■ Task details
Of the lines in the listing below, how many hold "n服务业"? Answer with the number only.

***

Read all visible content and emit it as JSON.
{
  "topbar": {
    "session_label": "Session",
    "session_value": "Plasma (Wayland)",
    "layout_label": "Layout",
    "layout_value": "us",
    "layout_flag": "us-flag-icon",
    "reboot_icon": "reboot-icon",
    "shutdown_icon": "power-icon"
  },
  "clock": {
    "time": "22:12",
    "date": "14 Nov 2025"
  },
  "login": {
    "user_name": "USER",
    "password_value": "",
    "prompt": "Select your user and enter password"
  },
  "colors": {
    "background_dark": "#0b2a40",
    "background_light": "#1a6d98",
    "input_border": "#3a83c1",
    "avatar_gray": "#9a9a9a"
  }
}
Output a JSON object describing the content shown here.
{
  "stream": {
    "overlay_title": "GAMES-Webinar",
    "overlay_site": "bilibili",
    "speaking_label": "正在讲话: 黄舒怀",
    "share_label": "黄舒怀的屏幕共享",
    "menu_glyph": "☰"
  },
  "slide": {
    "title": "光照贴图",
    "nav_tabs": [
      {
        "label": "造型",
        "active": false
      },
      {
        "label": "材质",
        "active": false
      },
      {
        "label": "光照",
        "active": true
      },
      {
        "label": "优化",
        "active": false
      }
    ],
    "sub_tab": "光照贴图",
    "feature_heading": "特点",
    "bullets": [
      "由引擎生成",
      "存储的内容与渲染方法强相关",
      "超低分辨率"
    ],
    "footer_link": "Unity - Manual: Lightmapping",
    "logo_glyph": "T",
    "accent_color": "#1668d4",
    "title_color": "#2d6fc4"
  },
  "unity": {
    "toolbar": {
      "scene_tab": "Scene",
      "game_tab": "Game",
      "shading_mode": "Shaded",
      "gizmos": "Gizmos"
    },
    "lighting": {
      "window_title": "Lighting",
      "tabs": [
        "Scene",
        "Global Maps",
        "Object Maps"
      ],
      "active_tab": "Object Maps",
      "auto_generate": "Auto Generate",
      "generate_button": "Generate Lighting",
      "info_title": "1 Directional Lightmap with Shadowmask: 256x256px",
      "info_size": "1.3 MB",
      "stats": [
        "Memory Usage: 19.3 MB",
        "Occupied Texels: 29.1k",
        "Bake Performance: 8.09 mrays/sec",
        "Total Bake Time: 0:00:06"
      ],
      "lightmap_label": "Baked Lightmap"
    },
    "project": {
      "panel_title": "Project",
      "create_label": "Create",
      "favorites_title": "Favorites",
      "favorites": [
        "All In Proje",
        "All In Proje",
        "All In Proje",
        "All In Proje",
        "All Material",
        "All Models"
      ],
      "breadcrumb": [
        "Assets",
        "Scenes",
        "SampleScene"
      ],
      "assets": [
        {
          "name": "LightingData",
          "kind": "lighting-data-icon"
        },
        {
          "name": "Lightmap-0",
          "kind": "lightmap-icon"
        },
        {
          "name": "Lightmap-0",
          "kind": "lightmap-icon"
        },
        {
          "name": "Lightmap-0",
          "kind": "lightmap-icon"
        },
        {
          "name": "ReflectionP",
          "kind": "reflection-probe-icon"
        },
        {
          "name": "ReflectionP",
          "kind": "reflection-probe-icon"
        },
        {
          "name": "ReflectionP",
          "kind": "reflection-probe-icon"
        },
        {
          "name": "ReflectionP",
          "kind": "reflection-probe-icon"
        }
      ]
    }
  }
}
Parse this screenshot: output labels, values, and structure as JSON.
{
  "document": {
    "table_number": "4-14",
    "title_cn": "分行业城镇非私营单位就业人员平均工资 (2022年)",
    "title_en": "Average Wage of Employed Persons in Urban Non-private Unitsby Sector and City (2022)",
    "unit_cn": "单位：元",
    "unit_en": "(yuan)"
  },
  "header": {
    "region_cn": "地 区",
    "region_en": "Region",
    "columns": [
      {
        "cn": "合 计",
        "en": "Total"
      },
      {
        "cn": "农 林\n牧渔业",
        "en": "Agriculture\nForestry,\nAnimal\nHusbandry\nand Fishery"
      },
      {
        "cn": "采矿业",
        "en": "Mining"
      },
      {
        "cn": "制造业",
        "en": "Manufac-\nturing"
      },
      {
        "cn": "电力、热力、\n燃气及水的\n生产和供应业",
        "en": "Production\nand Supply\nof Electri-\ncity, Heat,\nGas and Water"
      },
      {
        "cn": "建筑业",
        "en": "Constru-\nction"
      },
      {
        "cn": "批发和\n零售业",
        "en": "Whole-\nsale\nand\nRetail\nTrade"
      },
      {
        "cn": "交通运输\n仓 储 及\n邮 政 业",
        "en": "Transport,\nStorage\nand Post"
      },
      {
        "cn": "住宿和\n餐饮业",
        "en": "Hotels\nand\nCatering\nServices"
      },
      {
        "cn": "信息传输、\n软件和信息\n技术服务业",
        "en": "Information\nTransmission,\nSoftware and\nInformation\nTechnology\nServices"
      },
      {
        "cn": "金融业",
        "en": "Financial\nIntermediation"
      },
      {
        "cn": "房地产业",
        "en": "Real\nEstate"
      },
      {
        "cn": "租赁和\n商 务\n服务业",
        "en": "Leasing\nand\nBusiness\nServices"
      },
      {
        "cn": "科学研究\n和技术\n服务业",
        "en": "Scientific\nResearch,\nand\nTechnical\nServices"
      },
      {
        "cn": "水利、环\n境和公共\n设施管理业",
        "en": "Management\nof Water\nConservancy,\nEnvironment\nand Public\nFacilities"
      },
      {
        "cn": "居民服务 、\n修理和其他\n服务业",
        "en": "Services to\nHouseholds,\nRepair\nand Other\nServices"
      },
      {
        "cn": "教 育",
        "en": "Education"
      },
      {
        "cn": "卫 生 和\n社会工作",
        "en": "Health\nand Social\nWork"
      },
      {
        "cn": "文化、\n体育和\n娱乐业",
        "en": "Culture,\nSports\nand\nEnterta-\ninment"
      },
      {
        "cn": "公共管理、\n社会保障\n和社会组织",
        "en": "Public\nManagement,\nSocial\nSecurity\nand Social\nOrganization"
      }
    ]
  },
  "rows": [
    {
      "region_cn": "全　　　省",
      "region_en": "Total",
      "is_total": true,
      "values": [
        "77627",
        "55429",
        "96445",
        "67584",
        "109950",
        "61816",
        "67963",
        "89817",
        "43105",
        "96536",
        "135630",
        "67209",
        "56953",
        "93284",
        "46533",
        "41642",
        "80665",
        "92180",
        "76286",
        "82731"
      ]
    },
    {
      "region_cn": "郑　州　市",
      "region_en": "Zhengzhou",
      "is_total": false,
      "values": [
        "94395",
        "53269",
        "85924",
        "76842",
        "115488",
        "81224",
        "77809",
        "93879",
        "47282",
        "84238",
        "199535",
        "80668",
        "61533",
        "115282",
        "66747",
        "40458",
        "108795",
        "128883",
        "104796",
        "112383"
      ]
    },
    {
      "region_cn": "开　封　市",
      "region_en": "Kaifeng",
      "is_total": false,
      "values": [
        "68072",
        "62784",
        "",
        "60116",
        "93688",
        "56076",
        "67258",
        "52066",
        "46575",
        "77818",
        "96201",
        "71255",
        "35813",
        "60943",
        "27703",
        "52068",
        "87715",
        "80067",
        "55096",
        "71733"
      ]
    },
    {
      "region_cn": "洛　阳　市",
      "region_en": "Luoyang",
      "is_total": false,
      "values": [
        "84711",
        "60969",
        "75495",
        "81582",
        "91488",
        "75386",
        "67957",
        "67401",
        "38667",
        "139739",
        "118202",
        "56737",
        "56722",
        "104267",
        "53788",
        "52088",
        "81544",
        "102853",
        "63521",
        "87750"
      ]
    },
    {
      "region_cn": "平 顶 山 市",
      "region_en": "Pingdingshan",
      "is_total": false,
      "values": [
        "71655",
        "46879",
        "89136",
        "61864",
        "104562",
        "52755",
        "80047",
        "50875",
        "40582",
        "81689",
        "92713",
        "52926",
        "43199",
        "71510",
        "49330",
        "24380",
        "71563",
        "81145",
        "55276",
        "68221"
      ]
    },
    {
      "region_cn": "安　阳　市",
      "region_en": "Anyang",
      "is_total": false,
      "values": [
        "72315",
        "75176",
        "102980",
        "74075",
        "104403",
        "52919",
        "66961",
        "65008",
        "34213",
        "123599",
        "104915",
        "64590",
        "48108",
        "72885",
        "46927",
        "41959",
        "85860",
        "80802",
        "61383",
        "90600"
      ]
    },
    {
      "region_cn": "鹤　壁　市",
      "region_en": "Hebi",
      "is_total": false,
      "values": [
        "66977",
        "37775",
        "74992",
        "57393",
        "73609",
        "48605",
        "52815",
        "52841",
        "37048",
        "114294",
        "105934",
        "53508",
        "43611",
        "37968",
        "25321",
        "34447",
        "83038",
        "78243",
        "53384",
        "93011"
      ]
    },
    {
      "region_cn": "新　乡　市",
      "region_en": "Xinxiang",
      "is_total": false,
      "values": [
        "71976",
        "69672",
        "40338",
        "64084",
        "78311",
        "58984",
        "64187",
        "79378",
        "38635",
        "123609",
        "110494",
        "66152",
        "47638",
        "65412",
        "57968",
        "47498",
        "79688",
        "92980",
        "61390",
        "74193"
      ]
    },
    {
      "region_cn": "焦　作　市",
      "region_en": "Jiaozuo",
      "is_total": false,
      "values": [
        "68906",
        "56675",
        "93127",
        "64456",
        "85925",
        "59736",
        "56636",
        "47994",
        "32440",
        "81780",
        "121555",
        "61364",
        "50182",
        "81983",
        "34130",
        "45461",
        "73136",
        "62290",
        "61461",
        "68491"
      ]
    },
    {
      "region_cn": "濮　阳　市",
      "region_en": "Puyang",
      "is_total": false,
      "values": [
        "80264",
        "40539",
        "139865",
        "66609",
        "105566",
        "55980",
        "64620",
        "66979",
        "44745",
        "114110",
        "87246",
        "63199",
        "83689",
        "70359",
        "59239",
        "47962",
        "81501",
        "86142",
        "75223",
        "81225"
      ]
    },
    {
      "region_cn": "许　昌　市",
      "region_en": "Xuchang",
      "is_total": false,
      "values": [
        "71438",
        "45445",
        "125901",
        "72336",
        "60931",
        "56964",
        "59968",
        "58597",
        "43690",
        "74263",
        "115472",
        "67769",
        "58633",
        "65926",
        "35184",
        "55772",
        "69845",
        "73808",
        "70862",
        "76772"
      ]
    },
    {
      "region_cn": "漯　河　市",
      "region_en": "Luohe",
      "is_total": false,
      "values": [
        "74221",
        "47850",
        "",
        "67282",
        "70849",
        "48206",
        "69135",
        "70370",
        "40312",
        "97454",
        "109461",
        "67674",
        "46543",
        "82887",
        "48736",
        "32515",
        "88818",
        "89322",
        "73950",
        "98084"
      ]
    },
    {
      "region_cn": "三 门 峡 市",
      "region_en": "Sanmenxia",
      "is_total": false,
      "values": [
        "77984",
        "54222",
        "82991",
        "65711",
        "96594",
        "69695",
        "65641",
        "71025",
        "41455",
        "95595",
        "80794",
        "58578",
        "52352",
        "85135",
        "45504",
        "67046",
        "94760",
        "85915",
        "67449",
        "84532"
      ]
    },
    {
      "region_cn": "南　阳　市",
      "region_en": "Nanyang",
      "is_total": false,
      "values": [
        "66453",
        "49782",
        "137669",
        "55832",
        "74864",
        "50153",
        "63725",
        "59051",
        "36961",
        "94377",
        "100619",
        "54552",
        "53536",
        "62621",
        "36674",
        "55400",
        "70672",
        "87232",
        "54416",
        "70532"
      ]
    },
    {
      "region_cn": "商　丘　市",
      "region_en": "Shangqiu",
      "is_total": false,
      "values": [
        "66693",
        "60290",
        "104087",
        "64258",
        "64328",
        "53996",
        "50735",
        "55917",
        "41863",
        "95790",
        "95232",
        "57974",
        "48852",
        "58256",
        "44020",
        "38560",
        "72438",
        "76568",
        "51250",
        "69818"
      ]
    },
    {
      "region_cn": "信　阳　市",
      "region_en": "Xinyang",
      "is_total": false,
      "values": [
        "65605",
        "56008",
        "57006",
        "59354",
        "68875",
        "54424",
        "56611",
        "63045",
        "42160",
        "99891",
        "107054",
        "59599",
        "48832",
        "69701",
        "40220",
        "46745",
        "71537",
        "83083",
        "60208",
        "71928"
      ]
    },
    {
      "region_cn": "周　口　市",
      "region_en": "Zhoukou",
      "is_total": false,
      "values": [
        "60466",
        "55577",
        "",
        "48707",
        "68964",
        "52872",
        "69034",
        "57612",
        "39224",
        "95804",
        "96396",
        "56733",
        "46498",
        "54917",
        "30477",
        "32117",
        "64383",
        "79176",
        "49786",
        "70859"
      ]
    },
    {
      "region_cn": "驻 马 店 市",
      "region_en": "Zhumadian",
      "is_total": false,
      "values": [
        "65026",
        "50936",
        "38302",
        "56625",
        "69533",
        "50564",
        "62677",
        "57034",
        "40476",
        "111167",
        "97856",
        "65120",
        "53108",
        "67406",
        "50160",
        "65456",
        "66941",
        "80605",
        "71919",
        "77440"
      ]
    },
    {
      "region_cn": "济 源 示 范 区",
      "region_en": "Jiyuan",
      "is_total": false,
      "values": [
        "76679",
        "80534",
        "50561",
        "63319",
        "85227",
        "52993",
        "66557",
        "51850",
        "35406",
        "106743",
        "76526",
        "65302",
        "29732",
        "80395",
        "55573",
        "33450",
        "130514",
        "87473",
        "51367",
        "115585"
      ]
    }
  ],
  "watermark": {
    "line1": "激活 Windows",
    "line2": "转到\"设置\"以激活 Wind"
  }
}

***

■ Task result
3